=== 抜粋本文 ===
SRSは、システムの安全性要件を定義する文書です。具体的には、目標とする安全度レベルを達成したと証明するために使用する安全規格の要求内容に沿って、どのような要件が必要かを明確に定義する文書です。一方で、SCはSRSの記述要件に基づいて作成されるものです。つまり、SRSは安全目標達成のために必要となる要件を示し、SCはその要件を実現するために必要な具体的な設計仕様(回路構成、ソフトウェア言語、電源仕様、耐環境性能など)を示します。

要するに、SRSとSCは相補的な文書であり、プロジェクトがスムーズに進むためには、どちらの文書も適切かつ明確に作成する必要があります。そして、ドラフト段階での文書を認証検査員との議論を通じて問題点を早期に発見し、修正することが重要です。最終的には、完成形のSRSとSCを提出し、認証検査員による総合評価を受けることになります。


「認証検査」=「実機テスト」という誤認識

一般的には、認証検査と言えば実機テストや環境試験を想像しがちですが、実際の認識は違います。認証検査員が最も重視するのは、SRSやSCの記述内容です。これらの記述内容が正しければ実機テストで問題が発生することはないであろうと考えています。つまり、実機テストは、何が起こるかを検証する実験ではなく、SRSやSCの考え方が正しいかどうかを証明する試験だと考えるべきなのです。実機テストで問題が発生した場合、それはSRSやSCの作成段階での考えが不十分だったということになります。認証検査の工程の中で、SRSやSCの作成段階が最も重要であると認識するべきです。

=== 課題文 1 ===
SRSとSCについての文章によると、認証検査員がSRSやSCの記述内容を最も重視するのはなぜですか。一文から三文で説明してください。
=== 課題文 2 ===
SRSとSCについての文章から、「SRSは、システムの安全性要」から「評価を受けることになります。」までを、両端の語句も含めてそのまま引用してください。
=== 課題文 3 ===
SRSとSCについての文章では、SCは何に基づいて作成されると述べられていますか。
データはこの作業には一切関係しません。

=== 抜粋データ ===
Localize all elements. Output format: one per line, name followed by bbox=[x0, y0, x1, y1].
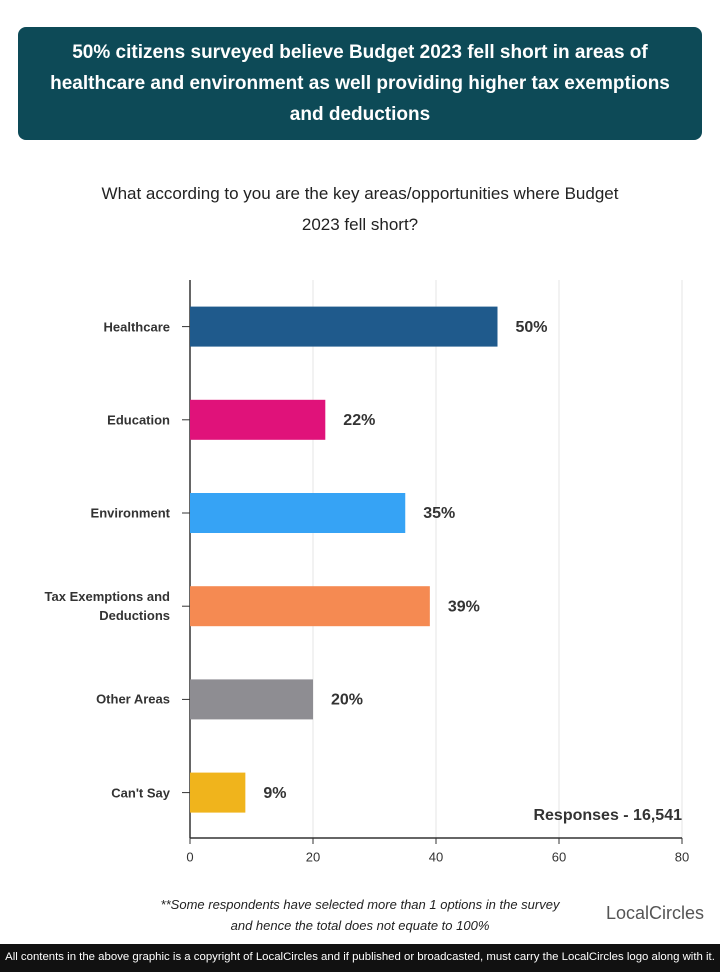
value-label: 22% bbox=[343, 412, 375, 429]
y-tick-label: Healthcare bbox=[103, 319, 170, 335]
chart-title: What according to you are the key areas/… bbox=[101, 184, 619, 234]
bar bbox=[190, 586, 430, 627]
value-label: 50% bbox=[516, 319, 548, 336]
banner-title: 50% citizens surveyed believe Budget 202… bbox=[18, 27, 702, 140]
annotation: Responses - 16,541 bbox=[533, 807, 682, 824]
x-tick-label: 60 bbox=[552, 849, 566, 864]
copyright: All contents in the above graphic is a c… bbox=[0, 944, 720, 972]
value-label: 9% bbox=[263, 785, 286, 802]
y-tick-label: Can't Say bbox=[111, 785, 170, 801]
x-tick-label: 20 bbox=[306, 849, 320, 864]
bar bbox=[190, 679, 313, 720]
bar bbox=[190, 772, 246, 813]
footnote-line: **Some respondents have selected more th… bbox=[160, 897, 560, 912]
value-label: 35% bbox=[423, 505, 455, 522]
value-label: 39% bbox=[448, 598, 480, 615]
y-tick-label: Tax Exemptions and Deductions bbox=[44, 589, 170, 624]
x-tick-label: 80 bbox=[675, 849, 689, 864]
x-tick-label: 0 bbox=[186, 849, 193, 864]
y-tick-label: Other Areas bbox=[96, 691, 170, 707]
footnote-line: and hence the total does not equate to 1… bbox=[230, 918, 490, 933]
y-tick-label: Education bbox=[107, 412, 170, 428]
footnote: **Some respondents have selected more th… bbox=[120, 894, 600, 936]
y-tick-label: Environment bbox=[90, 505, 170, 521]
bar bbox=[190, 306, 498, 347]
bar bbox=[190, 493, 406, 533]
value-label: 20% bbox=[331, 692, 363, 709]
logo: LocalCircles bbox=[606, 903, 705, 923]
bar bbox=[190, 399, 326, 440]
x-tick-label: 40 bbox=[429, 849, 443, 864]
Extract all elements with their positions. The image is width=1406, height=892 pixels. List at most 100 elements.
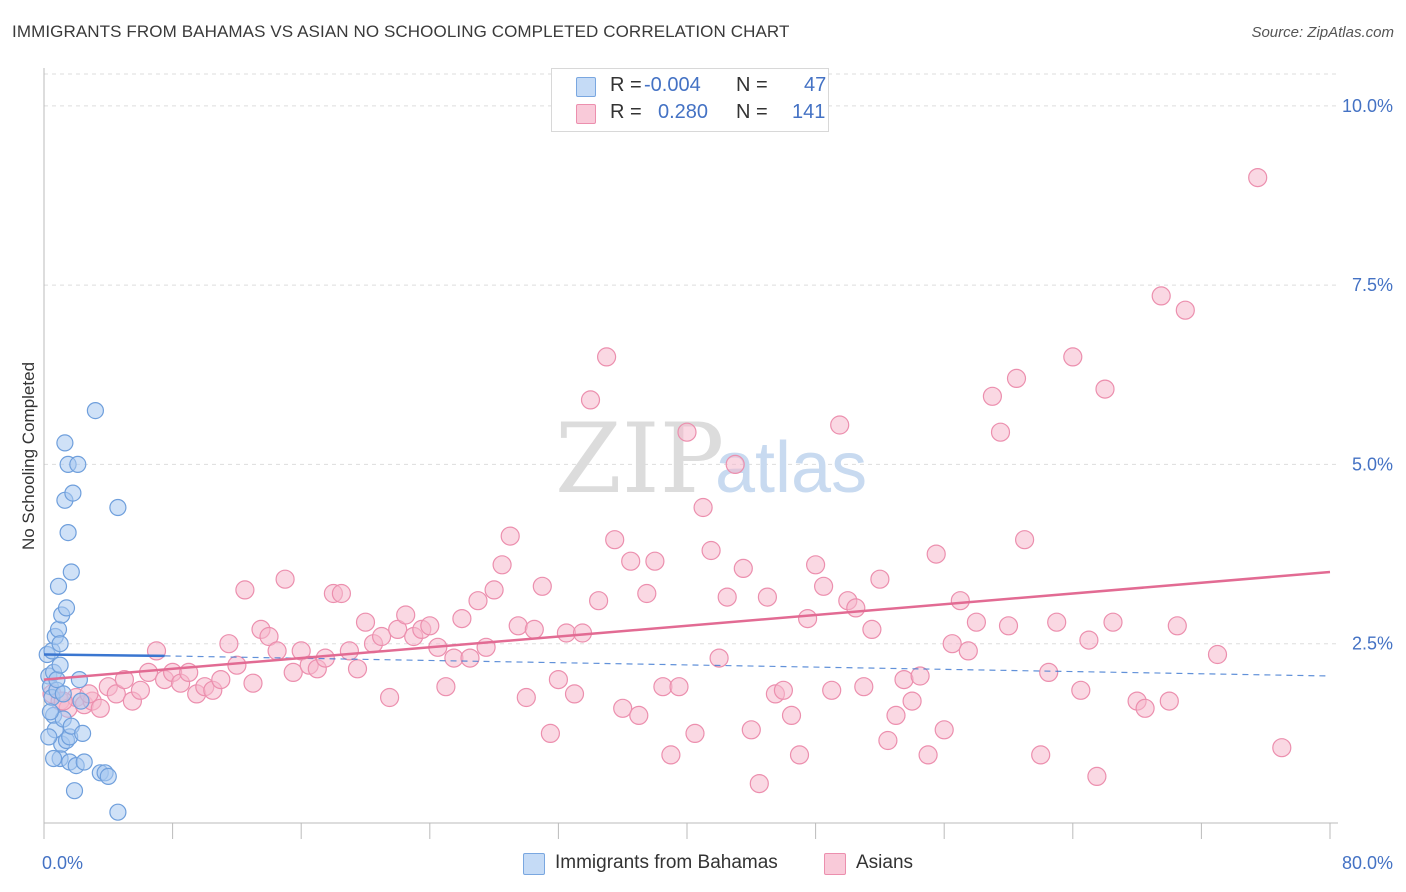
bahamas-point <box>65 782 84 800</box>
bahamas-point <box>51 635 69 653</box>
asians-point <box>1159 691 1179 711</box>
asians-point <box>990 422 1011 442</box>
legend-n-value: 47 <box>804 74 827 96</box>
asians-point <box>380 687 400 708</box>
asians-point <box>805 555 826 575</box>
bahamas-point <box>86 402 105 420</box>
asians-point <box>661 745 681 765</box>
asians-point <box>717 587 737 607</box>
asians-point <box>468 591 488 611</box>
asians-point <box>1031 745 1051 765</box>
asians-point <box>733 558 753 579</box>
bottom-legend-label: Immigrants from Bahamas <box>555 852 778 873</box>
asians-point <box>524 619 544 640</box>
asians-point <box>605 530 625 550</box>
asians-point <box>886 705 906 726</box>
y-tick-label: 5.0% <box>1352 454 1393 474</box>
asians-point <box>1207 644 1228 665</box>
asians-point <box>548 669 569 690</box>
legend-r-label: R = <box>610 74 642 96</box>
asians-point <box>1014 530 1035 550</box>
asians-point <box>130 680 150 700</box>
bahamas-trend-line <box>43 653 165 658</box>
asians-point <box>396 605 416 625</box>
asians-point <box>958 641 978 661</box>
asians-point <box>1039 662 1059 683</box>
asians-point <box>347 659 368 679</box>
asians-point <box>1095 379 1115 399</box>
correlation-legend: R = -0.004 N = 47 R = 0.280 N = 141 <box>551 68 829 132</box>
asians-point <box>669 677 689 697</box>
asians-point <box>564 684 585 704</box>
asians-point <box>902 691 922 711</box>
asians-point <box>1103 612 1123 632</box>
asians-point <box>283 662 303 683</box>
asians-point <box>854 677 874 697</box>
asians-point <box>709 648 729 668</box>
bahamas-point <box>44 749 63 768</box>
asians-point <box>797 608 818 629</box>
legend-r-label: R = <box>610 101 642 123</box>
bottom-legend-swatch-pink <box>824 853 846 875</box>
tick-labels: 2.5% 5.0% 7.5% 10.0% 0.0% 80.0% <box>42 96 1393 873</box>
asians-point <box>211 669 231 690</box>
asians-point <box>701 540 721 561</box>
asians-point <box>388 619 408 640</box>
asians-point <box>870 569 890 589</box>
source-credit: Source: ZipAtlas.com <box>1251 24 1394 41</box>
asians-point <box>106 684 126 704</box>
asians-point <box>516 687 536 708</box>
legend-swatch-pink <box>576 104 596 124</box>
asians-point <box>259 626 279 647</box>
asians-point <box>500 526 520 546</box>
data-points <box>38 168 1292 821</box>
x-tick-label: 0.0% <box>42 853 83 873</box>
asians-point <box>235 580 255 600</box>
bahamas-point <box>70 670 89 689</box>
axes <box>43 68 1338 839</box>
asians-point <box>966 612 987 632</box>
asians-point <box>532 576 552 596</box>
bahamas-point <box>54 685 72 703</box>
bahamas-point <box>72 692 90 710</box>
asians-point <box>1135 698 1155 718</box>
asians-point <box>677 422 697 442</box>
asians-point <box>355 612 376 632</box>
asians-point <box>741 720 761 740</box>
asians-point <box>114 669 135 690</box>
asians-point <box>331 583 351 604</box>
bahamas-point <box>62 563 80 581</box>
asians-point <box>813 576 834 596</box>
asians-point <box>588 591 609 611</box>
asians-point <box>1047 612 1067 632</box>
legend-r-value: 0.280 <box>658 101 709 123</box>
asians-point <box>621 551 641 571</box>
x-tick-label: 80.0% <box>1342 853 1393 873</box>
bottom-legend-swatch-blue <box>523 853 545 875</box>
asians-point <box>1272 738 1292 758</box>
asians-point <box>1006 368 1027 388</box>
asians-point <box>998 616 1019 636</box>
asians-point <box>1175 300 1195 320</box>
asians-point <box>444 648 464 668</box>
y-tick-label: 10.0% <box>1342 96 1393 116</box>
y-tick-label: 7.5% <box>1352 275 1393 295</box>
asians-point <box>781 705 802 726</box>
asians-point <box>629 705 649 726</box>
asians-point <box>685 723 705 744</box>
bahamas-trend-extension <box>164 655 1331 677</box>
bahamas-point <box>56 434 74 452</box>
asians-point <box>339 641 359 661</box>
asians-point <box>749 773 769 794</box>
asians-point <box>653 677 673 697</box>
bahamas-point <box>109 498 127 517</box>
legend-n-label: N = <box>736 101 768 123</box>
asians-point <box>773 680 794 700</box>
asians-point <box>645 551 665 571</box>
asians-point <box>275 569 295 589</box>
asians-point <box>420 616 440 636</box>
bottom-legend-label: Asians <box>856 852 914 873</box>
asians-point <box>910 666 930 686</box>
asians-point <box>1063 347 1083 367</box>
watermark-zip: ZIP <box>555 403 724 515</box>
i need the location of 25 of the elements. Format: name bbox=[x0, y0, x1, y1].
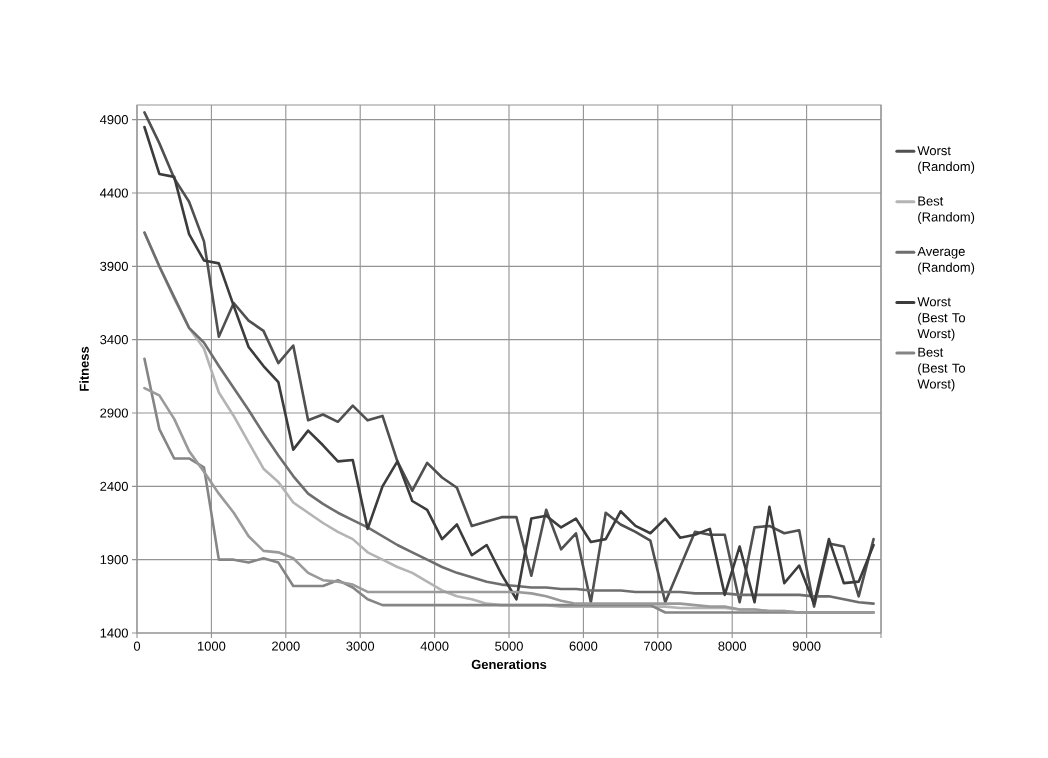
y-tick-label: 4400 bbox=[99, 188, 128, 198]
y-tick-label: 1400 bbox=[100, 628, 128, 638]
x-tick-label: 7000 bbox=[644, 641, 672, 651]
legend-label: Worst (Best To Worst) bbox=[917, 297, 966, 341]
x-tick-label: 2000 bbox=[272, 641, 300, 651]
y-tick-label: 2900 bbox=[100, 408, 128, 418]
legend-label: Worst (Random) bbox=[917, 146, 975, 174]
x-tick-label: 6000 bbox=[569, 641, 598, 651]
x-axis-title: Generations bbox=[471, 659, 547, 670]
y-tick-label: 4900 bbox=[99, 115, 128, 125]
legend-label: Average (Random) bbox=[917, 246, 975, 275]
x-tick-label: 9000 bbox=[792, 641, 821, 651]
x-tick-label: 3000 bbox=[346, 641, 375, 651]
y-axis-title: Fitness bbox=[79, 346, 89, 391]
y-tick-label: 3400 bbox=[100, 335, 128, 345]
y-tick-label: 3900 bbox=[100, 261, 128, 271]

=== 完全な解答 1 ===
認証検査員は、SRSやSCの記述内容が正しければ、実機テストで問題が発生することはないだろうと考えているからです。実機テストは、何が起こるかを調べる実験ではなく、SRSやSCの考え方が正しいかどうかを証明する試験だと位置づけられています。

=== 完全な解答 2 ===
SRSは、システムの安全性要件を定義する文書です。具体的には、目標とする安全度レベルを達成したと証明するために使用する安全規格の要求内容に沿って、どのような要件が必要かを明確に定義する文書です。一方で、SCはSRSの記述要件に基づいて作成されるものです。つまり、SRSは安全目標達成のために必要となる要件を示し、SCはその要件を実現するために必要な具体的な設計仕様(回路構成、ソフトウェア言語、電源仕様、耐環境性能など)を示します。

要するに、SRSとSCは相補的な文書であり、プロジェクトがスムーズに進むためには、どちらの文書も適切かつ明確に作成する必要があります。そして、ドラフト段階での文書を認証検査員との議論を通じて問題点を早期に発見し、修正することが重要です。最終的には、完成形のSRSとSCを提出し、認証検査員による総合評価を受けることになります。

=== 完全な解答 3 ===
SRSの記述要件に基づいて作成されると述べられています。